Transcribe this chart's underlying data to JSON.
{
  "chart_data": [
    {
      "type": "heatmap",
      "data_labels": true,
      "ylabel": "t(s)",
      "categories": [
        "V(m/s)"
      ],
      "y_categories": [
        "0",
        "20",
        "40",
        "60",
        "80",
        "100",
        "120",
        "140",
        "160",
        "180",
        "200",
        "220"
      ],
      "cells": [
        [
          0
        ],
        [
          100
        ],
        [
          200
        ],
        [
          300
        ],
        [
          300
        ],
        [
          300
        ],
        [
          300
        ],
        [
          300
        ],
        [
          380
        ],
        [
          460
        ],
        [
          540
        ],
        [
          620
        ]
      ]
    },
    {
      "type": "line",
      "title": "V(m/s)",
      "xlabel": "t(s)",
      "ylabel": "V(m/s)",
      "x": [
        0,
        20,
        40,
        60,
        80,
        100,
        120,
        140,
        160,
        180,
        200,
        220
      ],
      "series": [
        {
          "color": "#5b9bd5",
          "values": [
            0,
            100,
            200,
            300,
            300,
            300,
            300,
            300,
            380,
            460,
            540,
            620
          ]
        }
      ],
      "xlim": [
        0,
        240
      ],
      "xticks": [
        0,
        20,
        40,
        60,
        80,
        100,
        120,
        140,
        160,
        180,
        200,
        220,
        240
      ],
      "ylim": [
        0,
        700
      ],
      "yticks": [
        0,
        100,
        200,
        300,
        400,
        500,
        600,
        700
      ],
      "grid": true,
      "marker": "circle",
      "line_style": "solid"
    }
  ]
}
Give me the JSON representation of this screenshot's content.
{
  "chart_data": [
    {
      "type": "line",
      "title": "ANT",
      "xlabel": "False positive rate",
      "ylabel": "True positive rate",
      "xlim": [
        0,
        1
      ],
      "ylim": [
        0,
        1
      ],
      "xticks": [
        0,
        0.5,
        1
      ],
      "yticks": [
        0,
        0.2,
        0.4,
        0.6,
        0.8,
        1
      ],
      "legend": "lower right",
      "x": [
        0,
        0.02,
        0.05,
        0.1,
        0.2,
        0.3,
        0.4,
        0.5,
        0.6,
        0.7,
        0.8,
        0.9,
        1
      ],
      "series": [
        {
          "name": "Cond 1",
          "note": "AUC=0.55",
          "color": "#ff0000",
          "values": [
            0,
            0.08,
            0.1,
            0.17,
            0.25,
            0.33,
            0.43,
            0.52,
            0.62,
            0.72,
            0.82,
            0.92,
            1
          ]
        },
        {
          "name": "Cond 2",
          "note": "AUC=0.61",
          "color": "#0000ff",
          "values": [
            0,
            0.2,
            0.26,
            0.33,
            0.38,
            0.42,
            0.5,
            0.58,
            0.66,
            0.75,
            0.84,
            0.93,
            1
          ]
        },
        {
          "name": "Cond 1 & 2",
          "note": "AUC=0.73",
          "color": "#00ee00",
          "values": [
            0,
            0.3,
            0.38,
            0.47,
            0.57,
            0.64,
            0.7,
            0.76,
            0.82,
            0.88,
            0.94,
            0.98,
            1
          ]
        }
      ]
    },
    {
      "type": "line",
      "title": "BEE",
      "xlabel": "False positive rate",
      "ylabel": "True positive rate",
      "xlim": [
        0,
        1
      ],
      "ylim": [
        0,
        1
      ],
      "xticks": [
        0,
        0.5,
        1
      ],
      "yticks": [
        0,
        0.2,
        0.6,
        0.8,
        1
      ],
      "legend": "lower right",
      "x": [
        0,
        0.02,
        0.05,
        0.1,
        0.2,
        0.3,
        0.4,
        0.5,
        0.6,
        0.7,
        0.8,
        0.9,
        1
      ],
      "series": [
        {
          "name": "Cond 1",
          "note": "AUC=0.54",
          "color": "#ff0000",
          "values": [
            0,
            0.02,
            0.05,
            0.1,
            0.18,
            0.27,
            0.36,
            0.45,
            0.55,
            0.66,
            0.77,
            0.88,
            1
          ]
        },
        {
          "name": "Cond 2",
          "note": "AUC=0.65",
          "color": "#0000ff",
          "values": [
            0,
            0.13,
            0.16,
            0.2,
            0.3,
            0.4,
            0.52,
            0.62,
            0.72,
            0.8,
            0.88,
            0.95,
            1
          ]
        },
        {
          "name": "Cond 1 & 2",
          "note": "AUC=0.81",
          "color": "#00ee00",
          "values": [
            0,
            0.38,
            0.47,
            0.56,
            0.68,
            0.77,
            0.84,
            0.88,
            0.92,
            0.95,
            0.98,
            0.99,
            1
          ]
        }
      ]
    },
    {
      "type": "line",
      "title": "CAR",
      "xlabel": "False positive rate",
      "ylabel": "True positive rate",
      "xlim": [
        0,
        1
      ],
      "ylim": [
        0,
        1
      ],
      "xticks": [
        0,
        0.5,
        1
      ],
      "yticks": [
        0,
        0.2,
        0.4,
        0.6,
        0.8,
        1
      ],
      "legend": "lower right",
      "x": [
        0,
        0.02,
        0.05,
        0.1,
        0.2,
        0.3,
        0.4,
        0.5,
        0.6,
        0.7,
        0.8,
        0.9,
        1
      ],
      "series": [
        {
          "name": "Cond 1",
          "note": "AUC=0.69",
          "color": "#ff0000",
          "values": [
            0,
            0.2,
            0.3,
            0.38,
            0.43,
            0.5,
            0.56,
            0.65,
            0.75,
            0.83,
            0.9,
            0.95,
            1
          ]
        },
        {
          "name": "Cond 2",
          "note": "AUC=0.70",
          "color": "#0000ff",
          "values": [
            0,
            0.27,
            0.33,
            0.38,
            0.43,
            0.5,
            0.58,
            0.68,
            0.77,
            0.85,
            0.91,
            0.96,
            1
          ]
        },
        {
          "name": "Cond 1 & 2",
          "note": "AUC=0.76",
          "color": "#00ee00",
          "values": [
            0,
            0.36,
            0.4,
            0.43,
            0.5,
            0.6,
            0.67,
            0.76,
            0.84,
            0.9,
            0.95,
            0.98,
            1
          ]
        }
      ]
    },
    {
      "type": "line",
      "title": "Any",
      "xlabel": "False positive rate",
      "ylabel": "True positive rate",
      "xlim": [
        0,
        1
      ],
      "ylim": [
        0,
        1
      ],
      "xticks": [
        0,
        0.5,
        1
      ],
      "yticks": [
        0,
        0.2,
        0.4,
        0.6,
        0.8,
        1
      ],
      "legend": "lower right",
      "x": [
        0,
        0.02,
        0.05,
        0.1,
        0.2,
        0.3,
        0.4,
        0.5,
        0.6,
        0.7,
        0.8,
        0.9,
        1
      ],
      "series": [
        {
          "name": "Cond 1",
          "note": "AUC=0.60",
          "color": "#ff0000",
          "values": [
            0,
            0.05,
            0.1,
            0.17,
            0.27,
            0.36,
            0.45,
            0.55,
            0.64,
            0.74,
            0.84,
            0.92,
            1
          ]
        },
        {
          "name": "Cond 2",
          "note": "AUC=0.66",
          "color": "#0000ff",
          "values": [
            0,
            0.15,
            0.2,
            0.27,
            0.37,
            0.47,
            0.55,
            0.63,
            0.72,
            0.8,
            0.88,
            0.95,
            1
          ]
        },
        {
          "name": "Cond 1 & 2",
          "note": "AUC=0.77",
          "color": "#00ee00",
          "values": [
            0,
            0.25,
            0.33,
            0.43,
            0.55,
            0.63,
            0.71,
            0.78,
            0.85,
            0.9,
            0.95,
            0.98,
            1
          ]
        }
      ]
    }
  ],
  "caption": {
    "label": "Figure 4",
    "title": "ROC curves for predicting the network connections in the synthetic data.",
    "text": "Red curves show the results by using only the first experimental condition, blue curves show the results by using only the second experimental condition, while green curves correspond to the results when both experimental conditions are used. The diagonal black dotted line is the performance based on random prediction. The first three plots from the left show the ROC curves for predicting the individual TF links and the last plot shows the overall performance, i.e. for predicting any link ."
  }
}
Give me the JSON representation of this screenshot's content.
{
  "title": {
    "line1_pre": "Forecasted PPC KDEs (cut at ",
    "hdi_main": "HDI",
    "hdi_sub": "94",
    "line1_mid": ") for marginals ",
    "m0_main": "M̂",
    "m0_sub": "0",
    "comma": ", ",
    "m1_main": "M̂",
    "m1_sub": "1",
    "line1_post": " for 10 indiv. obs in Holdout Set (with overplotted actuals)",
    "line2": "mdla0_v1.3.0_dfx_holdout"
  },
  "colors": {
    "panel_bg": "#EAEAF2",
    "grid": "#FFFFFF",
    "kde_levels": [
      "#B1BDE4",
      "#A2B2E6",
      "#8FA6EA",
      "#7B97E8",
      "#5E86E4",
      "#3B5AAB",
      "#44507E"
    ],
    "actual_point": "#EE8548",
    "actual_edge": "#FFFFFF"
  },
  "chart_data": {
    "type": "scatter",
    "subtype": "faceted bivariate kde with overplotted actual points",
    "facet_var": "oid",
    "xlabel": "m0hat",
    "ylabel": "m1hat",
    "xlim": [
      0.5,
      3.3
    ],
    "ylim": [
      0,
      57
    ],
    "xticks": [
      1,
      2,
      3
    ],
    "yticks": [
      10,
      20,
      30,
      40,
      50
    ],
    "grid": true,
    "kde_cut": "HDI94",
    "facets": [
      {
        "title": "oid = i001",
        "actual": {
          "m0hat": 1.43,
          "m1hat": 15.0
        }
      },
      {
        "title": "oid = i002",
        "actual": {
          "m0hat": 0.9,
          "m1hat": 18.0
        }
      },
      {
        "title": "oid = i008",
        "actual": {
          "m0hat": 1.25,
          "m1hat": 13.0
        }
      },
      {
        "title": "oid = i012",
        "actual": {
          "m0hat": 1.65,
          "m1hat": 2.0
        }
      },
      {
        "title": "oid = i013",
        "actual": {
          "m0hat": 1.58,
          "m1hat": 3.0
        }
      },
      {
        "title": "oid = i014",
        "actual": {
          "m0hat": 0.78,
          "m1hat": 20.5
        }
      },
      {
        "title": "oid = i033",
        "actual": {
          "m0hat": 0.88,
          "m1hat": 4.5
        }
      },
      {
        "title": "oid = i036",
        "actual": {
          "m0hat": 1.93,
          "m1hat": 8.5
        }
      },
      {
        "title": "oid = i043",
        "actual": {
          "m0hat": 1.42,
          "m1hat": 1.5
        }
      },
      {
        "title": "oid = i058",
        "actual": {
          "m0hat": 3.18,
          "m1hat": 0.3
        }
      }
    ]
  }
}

********

TASK BRIEF.
Each line containing the word "note" counts once; say how many such lines there are, giving only the number.

RESPONSE BELOW.
12